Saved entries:
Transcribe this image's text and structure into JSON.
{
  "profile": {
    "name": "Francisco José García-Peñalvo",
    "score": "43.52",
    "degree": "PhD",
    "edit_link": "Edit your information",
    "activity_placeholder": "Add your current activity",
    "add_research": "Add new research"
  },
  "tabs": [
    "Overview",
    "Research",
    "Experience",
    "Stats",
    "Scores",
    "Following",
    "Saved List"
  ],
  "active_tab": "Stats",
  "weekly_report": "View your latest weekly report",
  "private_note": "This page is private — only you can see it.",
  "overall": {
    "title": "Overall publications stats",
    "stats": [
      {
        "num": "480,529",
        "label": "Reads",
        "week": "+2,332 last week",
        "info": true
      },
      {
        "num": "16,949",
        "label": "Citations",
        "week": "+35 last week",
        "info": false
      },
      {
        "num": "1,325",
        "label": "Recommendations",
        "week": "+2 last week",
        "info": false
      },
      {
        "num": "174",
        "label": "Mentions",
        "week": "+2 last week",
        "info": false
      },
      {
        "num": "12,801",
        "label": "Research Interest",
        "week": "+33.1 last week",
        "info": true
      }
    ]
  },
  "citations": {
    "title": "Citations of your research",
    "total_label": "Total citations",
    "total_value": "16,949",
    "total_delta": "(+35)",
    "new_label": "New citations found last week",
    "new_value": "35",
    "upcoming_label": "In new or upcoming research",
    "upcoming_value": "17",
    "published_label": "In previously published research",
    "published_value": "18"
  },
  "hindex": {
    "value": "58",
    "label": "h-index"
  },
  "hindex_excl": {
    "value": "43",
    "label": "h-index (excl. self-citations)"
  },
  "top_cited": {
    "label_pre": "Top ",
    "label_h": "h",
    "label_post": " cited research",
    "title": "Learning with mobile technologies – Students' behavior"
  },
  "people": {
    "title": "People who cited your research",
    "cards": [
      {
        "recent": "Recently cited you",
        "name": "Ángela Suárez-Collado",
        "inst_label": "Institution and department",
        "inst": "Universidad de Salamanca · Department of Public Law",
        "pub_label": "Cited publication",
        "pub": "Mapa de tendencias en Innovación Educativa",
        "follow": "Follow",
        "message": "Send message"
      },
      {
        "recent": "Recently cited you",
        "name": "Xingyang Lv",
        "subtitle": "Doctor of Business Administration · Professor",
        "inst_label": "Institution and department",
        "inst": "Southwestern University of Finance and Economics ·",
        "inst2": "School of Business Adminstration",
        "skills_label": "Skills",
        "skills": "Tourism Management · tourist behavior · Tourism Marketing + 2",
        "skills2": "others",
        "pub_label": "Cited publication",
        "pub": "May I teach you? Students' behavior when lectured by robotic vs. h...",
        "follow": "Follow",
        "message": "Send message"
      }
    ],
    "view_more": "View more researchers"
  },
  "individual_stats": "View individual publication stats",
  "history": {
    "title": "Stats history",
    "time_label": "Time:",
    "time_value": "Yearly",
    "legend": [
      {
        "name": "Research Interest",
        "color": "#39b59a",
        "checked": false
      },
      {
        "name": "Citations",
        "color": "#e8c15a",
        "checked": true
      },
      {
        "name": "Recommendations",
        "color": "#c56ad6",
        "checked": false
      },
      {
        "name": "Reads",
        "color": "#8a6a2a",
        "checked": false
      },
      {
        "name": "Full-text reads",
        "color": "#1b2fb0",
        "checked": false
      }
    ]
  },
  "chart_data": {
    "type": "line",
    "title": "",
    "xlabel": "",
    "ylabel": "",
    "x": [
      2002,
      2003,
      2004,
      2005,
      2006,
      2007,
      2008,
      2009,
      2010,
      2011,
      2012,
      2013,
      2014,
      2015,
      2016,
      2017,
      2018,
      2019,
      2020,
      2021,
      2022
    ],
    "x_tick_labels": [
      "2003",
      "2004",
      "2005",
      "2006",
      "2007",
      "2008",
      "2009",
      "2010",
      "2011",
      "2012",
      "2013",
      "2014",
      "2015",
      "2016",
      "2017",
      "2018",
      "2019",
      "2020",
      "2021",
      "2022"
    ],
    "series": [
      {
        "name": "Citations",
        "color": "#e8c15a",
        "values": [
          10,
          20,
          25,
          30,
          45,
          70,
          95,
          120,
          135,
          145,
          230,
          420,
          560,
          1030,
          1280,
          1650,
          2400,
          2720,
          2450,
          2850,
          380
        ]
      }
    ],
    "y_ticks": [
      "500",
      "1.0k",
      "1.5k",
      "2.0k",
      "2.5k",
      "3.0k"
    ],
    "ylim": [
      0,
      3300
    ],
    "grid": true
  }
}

PROBLEM REQUIREMENTS. Return every entry verbatim.

REPLY.
Transcribe this image's text and structure into JSON.
{
  "profile": {
    "name": "Francisco José García-Peñalvo",
    "score": "43.52",
    "degree": "PhD",
    "edit_link": "Edit your information",
    "activity_placeholder": "Add your current activity",
    "add_research": "Add new research"
  },
  "tabs": [
    "Overview",
    "Research",
    "Experience",
    "Stats",
    "Scores",
    "Following",
    "Saved List"
  ],
  "active_tab": "Stats",
  "weekly_report": "View your latest weekly report",
  "private_note": "This page is private — only you can see it.",
  "overall": {
    "title": "Overall publications stats",
    "stats": [
      {
        "num": "480,529",
        "label": "Reads",
        "week": "+2,332 last week",
        "info": true
      },
      {
        "num": "16,949",
        "label": "Citations",
        "week": "+35 last week",
        "info": false
      },
      {
        "num": "1,325",
        "label": "Recommendations",
        "week": "+2 last week",
        "info": false
      },
      {
        "num": "174",
        "label": "Mentions",
        "week": "+2 last week",
        "info": false
      },
      {
        "num": "12,801",
        "label": "Research Interest",
        "week": "+33.1 last week",
        "info": true
      }
    ]
  },
  "citations": {
    "title": "Citations of your research",
    "total_label": "Total citations",
    "total_value": "16,949",
    "total_delta": "(+35)",
    "new_label": "New citations found last week",
    "new_value": "35",
    "upcoming_label": "In new or upcoming research",
    "upcoming_value": "17",
    "published_label": "In previously published research",
    "published_value": "18"
  },
  "hindex": {
    "value": "58",
    "label": "h-index"
  },
  "hindex_excl": {
    "value": "43",
    "label": "h-index (excl. self-citations)"
  },
  "top_cited": {
    "label_pre": "Top ",
    "label_h": "h",
    "label_post": " cited research",
    "title": "Learning with mobile technologies – Students' behavior"
  },
  "people": {
    "title": "People who cited your research",
    "cards": [
      {
        "recent": "Recently cited you",
        "name": "Ángela Suárez-Collado",
        "inst_label": "Institution and department",
        "inst": "Universidad de Salamanca · Department of Public Law",
        "pub_label": "Cited publication",
        "pub": "Mapa de tendencias en Innovación Educativa",
        "follow": "Follow",
        "message": "Send message"
      },
      {
        "recent": "Recently cited you",
        "name": "Xingyang Lv",
        "subtitle": "Doctor of Business Administration · Professor",
        "inst_label": "Institution and department",
        "inst": "Southwestern University of Finance and Economics ·",
        "inst2": "School of Business Adminstration",
        "skills_label": "Skills",
        "skills": "Tourism Management · tourist behavior · Tourism Marketing + 2",
        "skills2": "others",
        "pub_label": "Cited publication",
        "pub": "May I teach you? Students' behavior when lectured by robotic vs. h...",
        "follow": "Follow",
        "message": "Send message"
      }
    ],
    "view_more": "View more researchers"
  },
  "individual_stats": "View individual publication stats",
  "history": {
    "title": "Stats history",
    "time_label": "Time:",
    "time_value": "Yearly",
    "legend": [
      {
        "name": "Research Interest",
        "color": "#39b59a",
        "checked": false
      },
      {
        "name": "Citations",
        "color": "#e8c15a",
        "checked": true
      },
      {
        "name": "Recommendations",
        "color": "#c56ad6",
        "checked": false
      },
      {
        "name": "Reads",
        "color": "#8a6a2a",
        "checked": false
      },
      {
        "name": "Full-text reads",
        "color": "#1b2fb0",
        "checked": false
      }
    ]
  },
  "chart_data": {
    "type": "line",
    "title": "",
    "xlabel": "",
    "ylabel": "",
    "x": [
      2002,
      2003,
      2004,
      2005,
      2006,
      2007,
      2008,
      2009,
      2010,
      2011,
      2012,
      2013,
      2014,
      2015,
      2016,
      2017,
      2018,
      2019,
      2020,
      2021,
      2022
    ],
    "x_tick_labels": [
      "2003",
      "2004",
      "2005",
      "2006",
      "2007",
      "2008",
      "2009",
      "2010",
      "2011",
      "2012",
      "2013",
      "2014",
      "2015",
      "2016",
      "2017",
      "2018",
      "2019",
      "2020",
      "2021",
      "2022"
    ],
    "series": [
      {
        "name": "Citations",
        "color": "#e8c15a",
        "values": [
          10,
          20,
          25,
          30,
          45,
          70,
          95,
          120,
          135,
          145,
          230,
          420,
          560,
          1030,
          1280,
          1650,
          2400,
          2720,
          2450,
          2850,
          380
        ]
      }
    ],
    "y_ticks": [
      "500",
      "1.0k",
      "1.5k",
      "2.0k",
      "2.5k",
      "3.0k"
    ],
    "ylim": [
      0,
      3300
    ],
    "grid": true
  }
}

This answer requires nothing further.